• [WHAT IS EXPECTED]
From the entries below, copy out every line with "성인남녀" in it.

• [ROWS]
>> Begin
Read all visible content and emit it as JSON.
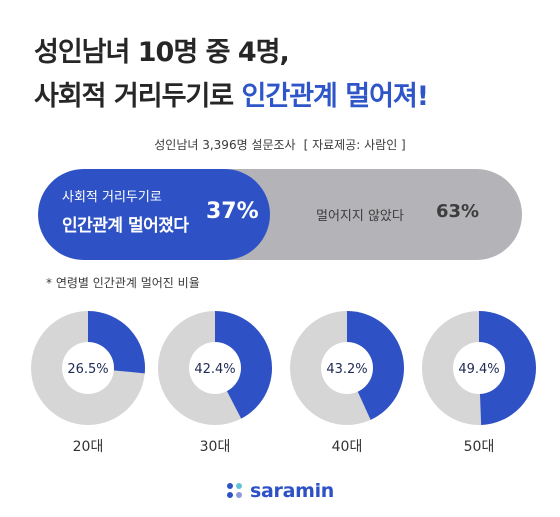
{
  "header": {
    "title_line1": "성인남녀 10명 중 4명,",
    "title_line2_prefix": "사회적 거리두기로 ",
    "title_line2_accent": "인간관계 멀어져!",
    "survey": "성인남녀 3,396명 설문조사",
    "source": "[ 자료제공: 사람인 ]"
  },
  "bar": {
    "left_line1": "사회적 거리두기로",
    "left_line2": "인간관계 멀어졌다",
    "left_pct": "37%",
    "right_label": "멀어지지 않았다",
    "right_pct": "63%"
  },
  "note": "*  연령별 인간관계 멀어진 비율",
  "logo": {
    "text": "saramin"
  },
  "colors": {
    "accent": "#2e52c6",
    "gray": "#d6d6d6",
    "bar_gray": "#b4b4b8"
  },
  "chart_data": [
    {
      "type": "bar",
      "categories": [
        "사회적 거리두기로 인간관계 멀어졌다",
        "멀어지지 않았다"
      ],
      "values": [
        37,
        63
      ],
      "unit": "%"
    },
    {
      "type": "pie",
      "title": "연령별 인간관계 멀어진 비율",
      "categories": [
        "20대",
        "30대",
        "40대",
        "50대"
      ],
      "values": [
        26.5,
        42.4,
        43.2,
        49.4
      ],
      "labels": [
        "26.5%",
        "42.4%",
        "43.2%",
        "49.4%"
      ]
    }
  ]
}
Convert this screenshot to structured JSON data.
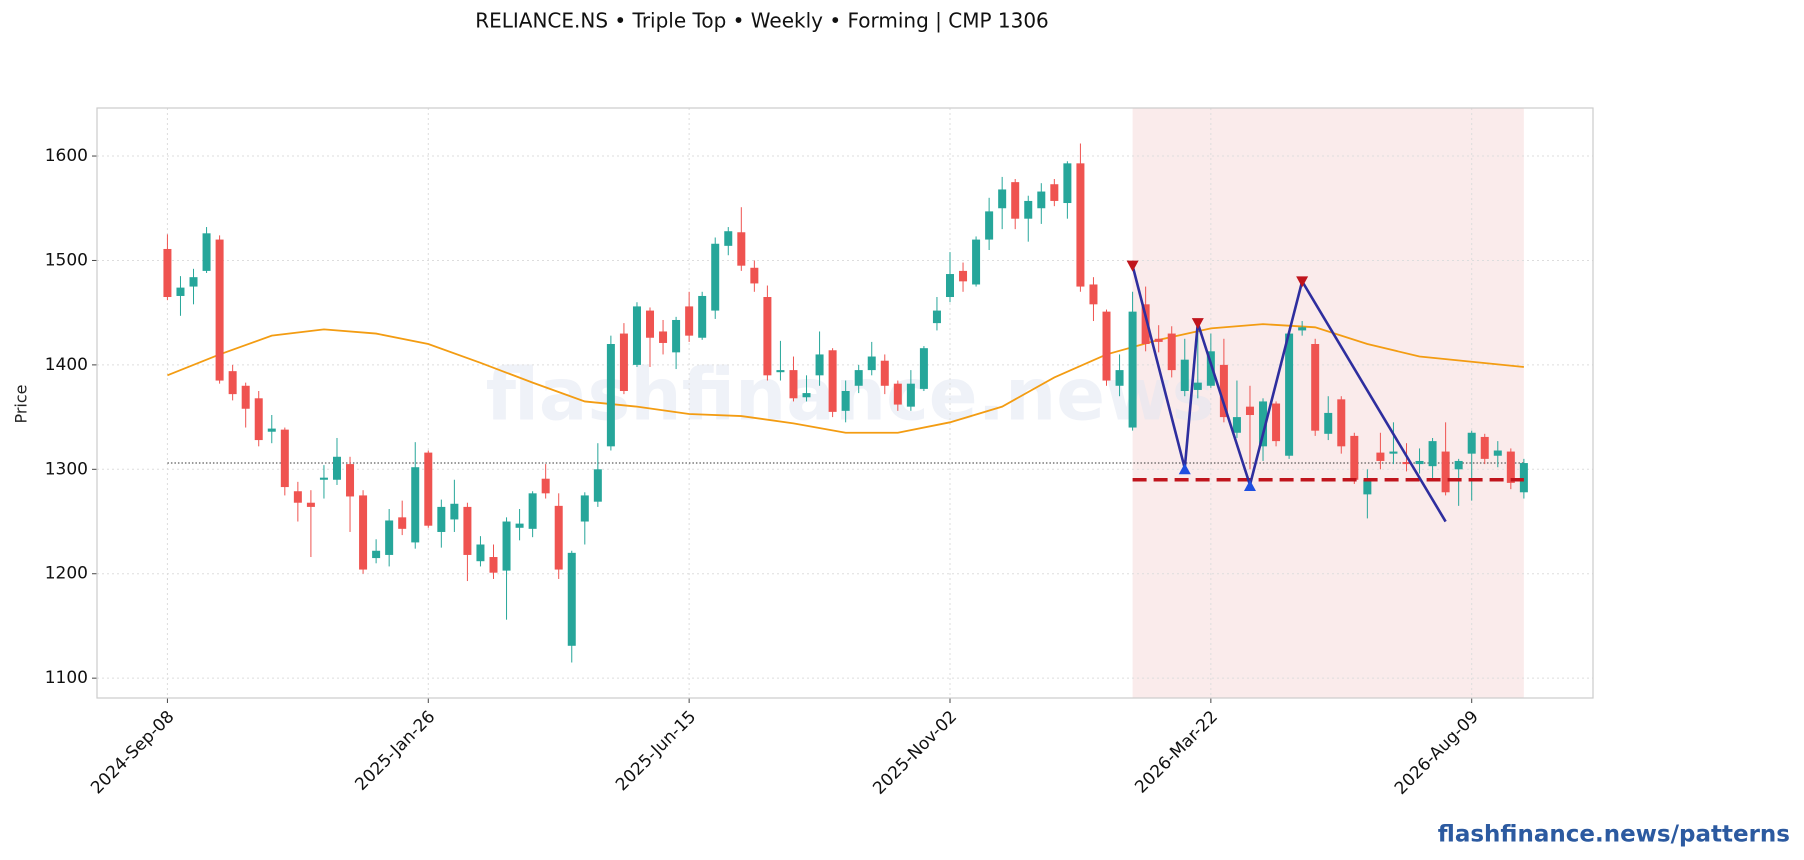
{
  "chart_data": {
    "type": "candlestick",
    "title": "RELIANCE.NS  •  Triple Top  •  Weekly  •  Forming  |  CMP 1306",
    "y_label": "Price",
    "watermark": "flashfinance.news",
    "footer": "flashfinance.news/patterns",
    "xlim": [
      -5.4,
      109.3
    ],
    "ylim": [
      1081,
      1646
    ],
    "xticks": [
      {
        "value": 0,
        "label": "2024-Sep-08"
      },
      {
        "value": 20,
        "label": "2025-Jan-26"
      },
      {
        "value": 40,
        "label": "2025-Jun-15"
      },
      {
        "value": 60,
        "label": "2025-Nov-02"
      },
      {
        "value": 80,
        "label": "2026-Mar-22"
      },
      {
        "value": 100,
        "label": "2026-Aug-09"
      }
    ],
    "yticks": [
      1100,
      1200,
      1300,
      1400,
      1500,
      1600
    ],
    "grid": true,
    "up_color": "#26a69a",
    "down_color": "#ef5350",
    "open": [
      1511,
      1466,
      1475,
      1490,
      1520,
      1394,
      1380,
      1368,
      1336,
      1338,
      1279,
      1268,
      1290,
      1290,
      1305,
      1275,
      1215,
      1218,
      1254,
      1230,
      1316,
      1240,
      1252,
      1264,
      1212,
      1216,
      1203,
      1244,
      1243,
      1291,
      1265,
      1131,
      1250,
      1269,
      1322,
      1430,
      1400,
      1452,
      1432,
      1412,
      1456,
      1426,
      1452,
      1514,
      1527,
      1493,
      1465,
      1393,
      1395,
      1369,
      1390,
      1414,
      1356,
      1380,
      1395,
      1404,
      1382,
      1360,
      1377,
      1440,
      1465,
      1490,
      1477,
      1520,
      1550,
      1575,
      1540,
      1550,
      1573,
      1555,
      1593,
      1477,
      1451,
      1380,
      1340,
      1458,
      1425,
      1430,
      1375,
      1376,
      1380,
      1400,
      1335,
      1360,
      1322,
      1363,
      1313,
      1433,
      1420,
      1334,
      1367,
      1332,
      1276,
      1316,
      1315,
      1307,
      1305,
      1303,
      1317,
      1300,
      1315,
      1331,
      1313,
      1317,
      1278
    ],
    "high": [
      1525,
      1485,
      1492,
      1532,
      1524,
      1400,
      1383,
      1375,
      1352,
      1340,
      1288,
      1280,
      1304,
      1330,
      1312,
      1280,
      1233,
      1262,
      1270,
      1326,
      1318,
      1271,
      1290,
      1268,
      1236,
      1228,
      1254,
      1262,
      1279,
      1305,
      1277,
      1222,
      1278,
      1325,
      1428,
      1440,
      1460,
      1455,
      1443,
      1446,
      1470,
      1470,
      1522,
      1532,
      1551,
      1500,
      1476,
      1423,
      1408,
      1390,
      1432,
      1416,
      1385,
      1400,
      1422,
      1410,
      1385,
      1395,
      1418,
      1465,
      1508,
      1498,
      1523,
      1560,
      1580,
      1578,
      1562,
      1574,
      1578,
      1595,
      1612,
      1484,
      1453,
      1410,
      1470,
      1475,
      1438,
      1437,
      1425,
      1438,
      1430,
      1425,
      1385,
      1380,
      1368,
      1365,
      1435,
      1442,
      1425,
      1370,
      1370,
      1335,
      1300,
      1335,
      1345,
      1325,
      1320,
      1330,
      1345,
      1310,
      1337,
      1334,
      1327,
      1320,
      1310
    ],
    "low": [
      1462,
      1447,
      1458,
      1488,
      1382,
      1366,
      1340,
      1322,
      1325,
      1275,
      1250,
      1216,
      1272,
      1285,
      1240,
      1200,
      1210,
      1207,
      1237,
      1224,
      1244,
      1225,
      1240,
      1193,
      1207,
      1195,
      1156,
      1232,
      1235,
      1272,
      1195,
      1115,
      1228,
      1264,
      1318,
      1372,
      1398,
      1398,
      1410,
      1396,
      1422,
      1424,
      1444,
      1505,
      1490,
      1470,
      1385,
      1385,
      1365,
      1365,
      1380,
      1350,
      1345,
      1373,
      1390,
      1372,
      1356,
      1356,
      1375,
      1433,
      1460,
      1470,
      1475,
      1510,
      1530,
      1530,
      1518,
      1535,
      1552,
      1540,
      1470,
      1442,
      1380,
      1370,
      1337,
      1413,
      1412,
      1388,
      1370,
      1368,
      1378,
      1345,
      1330,
      1300,
      1308,
      1322,
      1310,
      1428,
      1332,
      1328,
      1315,
      1286,
      1253,
      1300,
      1305,
      1298,
      1296,
      1290,
      1275,
      1265,
      1270,
      1305,
      1302,
      1281,
      1272
    ],
    "close": [
      1465,
      1474,
      1484,
      1526,
      1385,
      1372,
      1358,
      1328,
      1339,
      1283,
      1268,
      1264,
      1292,
      1312,
      1274,
      1204,
      1222,
      1251,
      1243,
      1302,
      1246,
      1264,
      1267,
      1218,
      1228,
      1201,
      1250,
      1248,
      1277,
      1277,
      1204,
      1220,
      1275,
      1300,
      1420,
      1375,
      1456,
      1426,
      1421,
      1443,
      1428,
      1466,
      1516,
      1528,
      1495,
      1478,
      1390,
      1395,
      1368,
      1373,
      1410,
      1355,
      1375,
      1395,
      1408,
      1380,
      1362,
      1382,
      1416,
      1452,
      1487,
      1480,
      1520,
      1547,
      1568,
      1540,
      1557,
      1566,
      1557,
      1593,
      1475,
      1458,
      1385,
      1395,
      1451,
      1420,
      1422,
      1395,
      1405,
      1383,
      1413,
      1350,
      1350,
      1352,
      1365,
      1327,
      1430,
      1436,
      1337,
      1354,
      1322,
      1290,
      1290,
      1308,
      1317,
      1305,
      1308,
      1327,
      1278,
      1308,
      1335,
      1310,
      1318,
      1287,
      1306
    ],
    "moving_average": {
      "color": "#f39c12",
      "x": [
        0,
        4,
        8,
        12,
        16,
        20,
        24,
        28,
        32,
        36,
        40,
        44,
        48,
        52,
        56,
        60,
        64,
        68,
        72,
        76,
        80,
        84,
        88,
        92,
        96,
        100,
        104
      ],
      "values": [
        1390,
        1410,
        1428,
        1434,
        1430,
        1420,
        1402,
        1383,
        1365,
        1360,
        1353,
        1351,
        1344,
        1335,
        1335,
        1345,
        1360,
        1388,
        1410,
        1424,
        1435,
        1439,
        1436,
        1420,
        1408,
        1403,
        1398
      ]
    },
    "cmp_line": 1306,
    "pattern_zone": {
      "x": [
        74,
        104
      ],
      "color": "#f6dede"
    },
    "pattern": {
      "color": "#2e2e9e",
      "x": [
        74,
        78,
        79,
        83,
        87,
        98
      ],
      "values": [
        1495,
        1301,
        1440,
        1285,
        1480,
        1250
      ]
    },
    "peaks": {
      "color": "#c0141c",
      "x": [
        74,
        79,
        87
      ],
      "values": [
        1495,
        1440,
        1480
      ]
    },
    "troughs": {
      "color": "#1f4fe0",
      "x": [
        78,
        83
      ],
      "values": [
        1301,
        1285
      ]
    },
    "neckline": {
      "color": "#c0141c",
      "value": 1290,
      "x": [
        74,
        104
      ]
    }
  }
}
>> End
• [RESULT OF THIS EXERCISE]
    "title_line1": "성인남녀 10명 중 4명,",
    "survey": "성인남녀 3,396명 설문조사",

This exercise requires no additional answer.